__Exercise__: Print every record below exactly as written.

** Start Data provided **

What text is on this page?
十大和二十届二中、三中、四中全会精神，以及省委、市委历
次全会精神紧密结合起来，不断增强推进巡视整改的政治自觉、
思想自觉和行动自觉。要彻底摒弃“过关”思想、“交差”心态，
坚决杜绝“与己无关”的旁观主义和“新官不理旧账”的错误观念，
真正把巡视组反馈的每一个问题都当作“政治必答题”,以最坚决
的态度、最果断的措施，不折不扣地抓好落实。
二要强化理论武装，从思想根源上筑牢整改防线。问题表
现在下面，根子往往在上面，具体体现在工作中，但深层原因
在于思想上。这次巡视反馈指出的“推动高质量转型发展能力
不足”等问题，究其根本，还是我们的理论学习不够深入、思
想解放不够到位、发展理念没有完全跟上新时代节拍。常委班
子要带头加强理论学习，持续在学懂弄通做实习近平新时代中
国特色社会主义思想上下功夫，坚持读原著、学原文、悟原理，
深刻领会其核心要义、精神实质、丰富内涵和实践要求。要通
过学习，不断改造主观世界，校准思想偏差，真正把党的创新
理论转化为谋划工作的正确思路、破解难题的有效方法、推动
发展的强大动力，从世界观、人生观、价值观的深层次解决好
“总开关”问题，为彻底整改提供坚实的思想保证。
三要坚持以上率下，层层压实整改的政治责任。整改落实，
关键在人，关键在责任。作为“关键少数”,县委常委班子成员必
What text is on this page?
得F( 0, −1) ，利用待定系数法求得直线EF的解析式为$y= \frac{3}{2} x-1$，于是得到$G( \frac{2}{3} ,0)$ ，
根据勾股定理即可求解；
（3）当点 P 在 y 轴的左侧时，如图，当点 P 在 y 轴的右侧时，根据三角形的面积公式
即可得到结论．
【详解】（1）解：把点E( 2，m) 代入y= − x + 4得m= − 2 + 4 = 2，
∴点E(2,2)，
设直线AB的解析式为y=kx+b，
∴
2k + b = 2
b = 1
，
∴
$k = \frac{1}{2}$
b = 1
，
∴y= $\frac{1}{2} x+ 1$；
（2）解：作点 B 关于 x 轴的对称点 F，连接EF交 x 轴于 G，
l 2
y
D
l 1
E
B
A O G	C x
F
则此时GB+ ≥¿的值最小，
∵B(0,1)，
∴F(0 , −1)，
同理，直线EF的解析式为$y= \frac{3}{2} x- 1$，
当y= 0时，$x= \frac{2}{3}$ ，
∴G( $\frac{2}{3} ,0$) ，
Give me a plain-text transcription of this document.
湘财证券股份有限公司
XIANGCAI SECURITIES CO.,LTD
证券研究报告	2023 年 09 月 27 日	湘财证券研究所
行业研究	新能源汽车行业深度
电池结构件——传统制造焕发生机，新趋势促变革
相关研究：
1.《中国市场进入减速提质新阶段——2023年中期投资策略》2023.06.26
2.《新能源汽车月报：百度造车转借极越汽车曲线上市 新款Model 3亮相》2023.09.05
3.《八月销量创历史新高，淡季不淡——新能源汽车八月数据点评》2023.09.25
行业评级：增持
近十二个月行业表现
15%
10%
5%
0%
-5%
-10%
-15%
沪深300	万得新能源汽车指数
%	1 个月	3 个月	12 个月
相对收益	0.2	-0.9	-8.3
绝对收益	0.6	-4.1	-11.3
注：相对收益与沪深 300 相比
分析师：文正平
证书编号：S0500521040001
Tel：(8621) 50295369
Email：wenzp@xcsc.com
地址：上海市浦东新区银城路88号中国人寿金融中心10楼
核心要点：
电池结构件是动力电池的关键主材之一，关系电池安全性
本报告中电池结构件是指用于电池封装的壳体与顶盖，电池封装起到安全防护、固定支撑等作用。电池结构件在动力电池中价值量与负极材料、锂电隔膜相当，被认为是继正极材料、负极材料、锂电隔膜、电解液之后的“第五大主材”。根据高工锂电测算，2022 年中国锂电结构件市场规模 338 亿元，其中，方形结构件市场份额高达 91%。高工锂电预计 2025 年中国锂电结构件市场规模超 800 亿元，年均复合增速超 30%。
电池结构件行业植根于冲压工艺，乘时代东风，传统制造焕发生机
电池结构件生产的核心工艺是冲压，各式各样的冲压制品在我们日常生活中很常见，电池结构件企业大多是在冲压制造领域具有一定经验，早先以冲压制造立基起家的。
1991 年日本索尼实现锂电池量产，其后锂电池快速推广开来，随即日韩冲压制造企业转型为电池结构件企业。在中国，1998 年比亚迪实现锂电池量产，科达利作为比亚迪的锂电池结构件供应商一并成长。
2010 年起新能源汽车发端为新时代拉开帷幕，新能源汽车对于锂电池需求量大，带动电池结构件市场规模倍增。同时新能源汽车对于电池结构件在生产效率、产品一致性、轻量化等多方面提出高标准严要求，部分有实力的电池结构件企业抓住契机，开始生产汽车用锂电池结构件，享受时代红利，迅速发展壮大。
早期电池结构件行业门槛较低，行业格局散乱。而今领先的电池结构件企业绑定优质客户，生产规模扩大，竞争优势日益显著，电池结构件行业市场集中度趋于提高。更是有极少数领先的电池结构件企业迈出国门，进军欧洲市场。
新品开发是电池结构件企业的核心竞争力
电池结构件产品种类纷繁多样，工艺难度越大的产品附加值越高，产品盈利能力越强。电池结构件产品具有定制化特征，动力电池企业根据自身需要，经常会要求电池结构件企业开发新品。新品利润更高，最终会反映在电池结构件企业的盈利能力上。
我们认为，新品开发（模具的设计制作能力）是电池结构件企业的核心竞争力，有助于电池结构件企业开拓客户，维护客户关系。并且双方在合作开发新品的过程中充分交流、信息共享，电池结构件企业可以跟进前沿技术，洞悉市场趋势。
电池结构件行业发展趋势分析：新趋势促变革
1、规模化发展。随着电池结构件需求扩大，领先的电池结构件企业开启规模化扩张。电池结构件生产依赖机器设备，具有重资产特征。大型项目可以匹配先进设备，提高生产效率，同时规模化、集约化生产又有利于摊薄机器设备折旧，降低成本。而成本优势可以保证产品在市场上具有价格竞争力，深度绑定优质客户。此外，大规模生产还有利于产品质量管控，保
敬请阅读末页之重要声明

** End Data provided **

__Solution to this exercise__:
What text is on this page?
十大和二十届二中、三中、四中全会精神，以及省委、市委历
次全会精神紧密结合起来，不断增强推进巡视整改的政治自觉、
思想自觉和行动自觉。要彻底摒弃“过关”思想、“交差”心态，
坚决杜绝“与己无关”的旁观主义和“新官不理旧账”的错误观念，
真正把巡视组反馈的每一个问题都当作“政治必答题”,以最坚决
的态度、最果断的措施，不折不扣地抓好落实。
二要强化理论武装，从思想根源上筑牢整改防线。问题表
现在下面，根子往往在上面，具体体现在工作中，但深层原因
在于思想上。这次巡视反馈指出的“推动高质量转型发展能力
不足”等问题，究其根本，还是我们的理论学习不够深入、思
想解放不够到位、发展理念没有完全跟上新时代节拍。常委班
子要带头加强理论学习，持续在学懂弄通做实习近平新时代中
国特色社会主义思想上下功夫，坚持读原著、学原文、悟原理，
深刻领会其核心要义、精神实质、丰富内涵和实践要求。要通
过学习，不断改造主观世界，校准思想偏差，真正把党的创新
理论转化为谋划工作的正确思路、破解难题的有效方法、推动
发展的强大动力，从世界观、人生观、价值观的深层次解决好
“总开关”问题，为彻底整改提供坚实的思想保证。
三要坚持以上率下，层层压实整改的政治责任。整改落实，
关键在人，关键在责任。作为“关键少数”,县委常委班子成员必
What text is on this page?
得F( 0, −1) ，利用待定系数法求得直线EF的解析式为$y= \frac{3}{2} x-1$，于是得到$G( \frac{2}{3} ,0)$ ，
根据勾股定理即可求解；
（3）当点 P 在 y 轴的左侧时，如图，当点 P 在 y 轴的右侧时，根据三角形的面积公式
即可得到结论．
【详解】（1）解：把点E( 2，m) 代入y= − x + 4得m= − 2 + 4 = 2，
∴点E(2,2)，
设直线AB的解析式为y=kx+b，
∴
2k + b = 2
b = 1
，
∴
$k = \frac{1}{2}$
b = 1
，
∴y= $\frac{1}{2} x+ 1$；
（2）解：作点 B 关于 x 轴的对称点 F，连接EF交 x 轴于 G，
l 2
y
D
l 1
E
B
A O G	C x
F
则此时GB+ ≥¿的值最小，
∵B(0,1)，
∴F(0 , −1)，
同理，直线EF的解析式为$y= \frac{3}{2} x- 1$，
当y= 0时，$x= \frac{2}{3}$ ，
∴G( $\frac{2}{3} ,0$) ，
Give me a plain-text transcription of this document.
湘财证券股份有限公司
XIANGCAI SECURITIES CO.,LTD
证券研究报告	2023 年 09 月 27 日	湘财证券研究所
行业研究	新能源汽车行业深度
电池结构件——传统制造焕发生机，新趋势促变革
相关研究：
1.《中国市场进入减速提质新阶段——2023年中期投资策略》2023.06.26
2.《新能源汽车月报：百度造车转借极越汽车曲线上市 新款Model 3亮相》2023.09.05
3.《八月销量创历史新高，淡季不淡——新能源汽车八月数据点评》2023.09.25
行业评级：增持
近十二个月行业表现
15%
10%
5%
0%
-5%
-10%
-15%
沪深300	万得新能源汽车指数
%	1 个月	3 个月	12 个月
相对收益	0.2	-0.9	-8.3
绝对收益	0.6	-4.1	-11.3
注：相对收益与沪深 300 相比
分析师：文正平
证书编号：S0500521040001
Tel：(8621) 50295369
Email：wenzp@xcsc.com
地址：上海市浦东新区银城路88号中国人寿金融中心10楼
核心要点：
电池结构件是动力电池的关键主材之一，关系电池安全性
本报告中电池结构件是指用于电池封装的壳体与顶盖，电池封装起到安全防护、固定支撑等作用。电池结构件在动力电池中价值量与负极材料、锂电隔膜相当，被认为是继正极材料、负极材料、锂电隔膜、电解液之后的“第五大主材”。根据高工锂电测算，2022 年中国锂电结构件市场规模 338 亿元，其中，方形结构件市场份额高达 91%。高工锂电预计 2025 年中国锂电结构件市场规模超 800 亿元，年均复合增速超 30%。
电池结构件行业植根于冲压工艺，乘时代东风，传统制造焕发生机
电池结构件生产的核心工艺是冲压，各式各样的冲压制品在我们日常生活中很常见，电池结构件企业大多是在冲压制造领域具有一定经验，早先以冲压制造立基起家的。
1991 年日本索尼实现锂电池量产，其后锂电池快速推广开来，随即日韩冲压制造企业转型为电池结构件企业。在中国，1998 年比亚迪实现锂电池量产，科达利作为比亚迪的锂电池结构件供应商一并成长。
2010 年起新能源汽车发端为新时代拉开帷幕，新能源汽车对于锂电池需求量大，带动电池结构件市场规模倍增。同时新能源汽车对于电池结构件在生产效率、产品一致性、轻量化等多方面提出高标准严要求，部分有实力的电池结构件企业抓住契机，开始生产汽车用锂电池结构件，享受时代红利，迅速发展壮大。
早期电池结构件行业门槛较低，行业格局散乱。而今领先的电池结构件企业绑定优质客户，生产规模扩大，竞争优势日益显著，电池结构件行业市场集中度趋于提高。更是有极少数领先的电池结构件企业迈出国门，进军欧洲市场。
新品开发是电池结构件企业的核心竞争力
电池结构件产品种类纷繁多样，工艺难度越大的产品附加值越高，产品盈利能力越强。电池结构件产品具有定制化特征，动力电池企业根据自身需要，经常会要求电池结构件企业开发新品。新品利润更高，最终会反映在电池结构件企业的盈利能力上。
我们认为，新品开发（模具的设计制作能力）是电池结构件企业的核心竞争力，有助于电池结构件企业开拓客户，维护客户关系。并且双方在合作开发新品的过程中充分交流、信息共享，电池结构件企业可以跟进前沿技术，洞悉市场趋势。
电池结构件行业发展趋势分析：新趋势促变革
1、规模化发展。随着电池结构件需求扩大，领先的电池结构件企业开启规模化扩张。电池结构件生产依赖机器设备，具有重资产特征。大型项目可以匹配先进设备，提高生产效率，同时规模化、集约化生产又有利于摊薄机器设备折旧，降低成本。而成本优势可以保证产品在市场上具有价格竞争力，深度绑定优质客户。此外，大规模生产还有利于产品质量管控，保
敬请阅读末页之重要声明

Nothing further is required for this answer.